→ **Texto para leitura**

O ESTADO, EDUCADOR UNIVERSAL?

Quando as leis ameaçam a boa educação dos filhos, é necessário, nestes tempos de início de ano letivo, recordar os princípios naturais e católicos: da família, da Igreja e da nação – quem é responsável em matéria de educação?

Fonte: La Porte Latine – Tradução: Dominus Est

Para enervar a influência do ambiente familiar, acresce hoje o facto de que, quase por toda a parte, se tende a afastar cada vez mais da família a juventude, desde os mais tenros anos, da família”. Essas observações são de uma atualidade premente. Criticam o crescente papel do Estado na educação, sempre sob o pretexto do melhor para a criança. No entanto, eles foram escritos há quase 90 anos pelo Papa Pio XI!

Quem é responsável por ensinar e educar as crianças? A resposta a esta pergunta parece ter sido estabelecida na França desde a Revolução Francesa: é o Estado que reivindica e estabelece a si o monopólio da educação, depois de ter hesitado por muito tempo entre “instrução pública” e “educação nacional”. Com efeito, dependendo do período, cabia ainda aos pais e à Igreja educar os filhos.

→ **Segmento de dados**
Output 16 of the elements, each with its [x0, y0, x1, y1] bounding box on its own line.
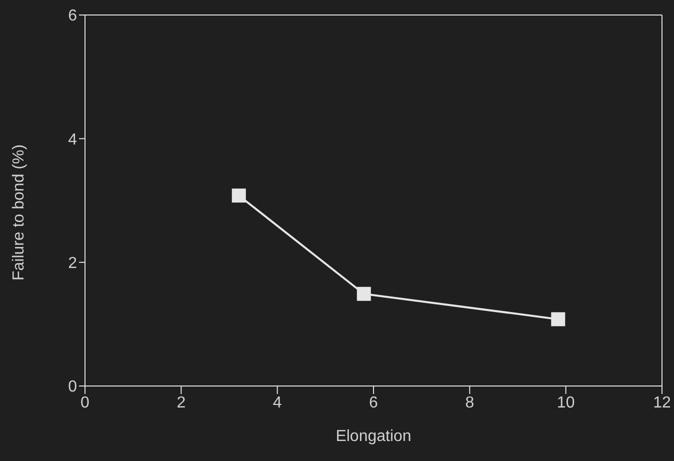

→ **Tarefas do exercício**
- a) Copie do texto sobre o Estado e a educação todo o trecho de "Fonte: La Porte" até "Papa Pio XI!".
- b) Prossiga o texto sobre o Estado e a educação a partir da última frase apresentada.
Nenhuma tarefa depende da listagem.

→ **Resultados por tarefa**
- a)
Fonte: La Porte Latine – Tradução: Dominus Est

Para enervar a influência do ambiente familiar, acresce hoje o facto de que, quase por toda a parte, se tende a afastar cada vez mais da família a juventude, desde os mais tenros anos, da família”. Essas observações são de uma atualidade premente. Criticam o crescente papel do Estado na educação, sempre sob o pretexto do melhor para a criança. No entanto, eles foram escritos há quase 90 anos pelo Papa Pio XI!

- b)
Desde que as congregações docentes foram expulsas do país no final do século XIX, o Estado tomou, de fato, o lugar da Igreja para ensinar a maioria das crianças da França. Hoje, o Estado é responsável pela instrução e educação, a fim de garantir um modelo de vida social comum. Os diversos totalitarismos do século XX fazem parte dessa herança, e no século XXI quase todos estão convencidos da validade dessa situação. Desde o fim do Primeiro Império, que instituiu o monopólio estatal, nenhum regime contestou essa situação. Pode ser interessante consultar o magistério da Igreja para conhecer a perene doutrina católica sobre esta questão.

Foi precisamente o Papa Pio XI que, em 31 de dezembro de 1929, publicou uma encíclica completa sobre a educação: Divini illius magistri, da qual são extraídas as citações que se seguem. Nela, ele recorda em particular os respectivos papéis das diferentes sociedades (Igreja, família, Estado) no domínio da educação dos filhos. Basta-nos transcrever a exposição do Papa para recordar os princípios benéficos para a sociedade e para os indivíduos que deveriam, em si mesmos, inspirar os servidores do bem comum, independentemente das situações concretas e históricas de cada país.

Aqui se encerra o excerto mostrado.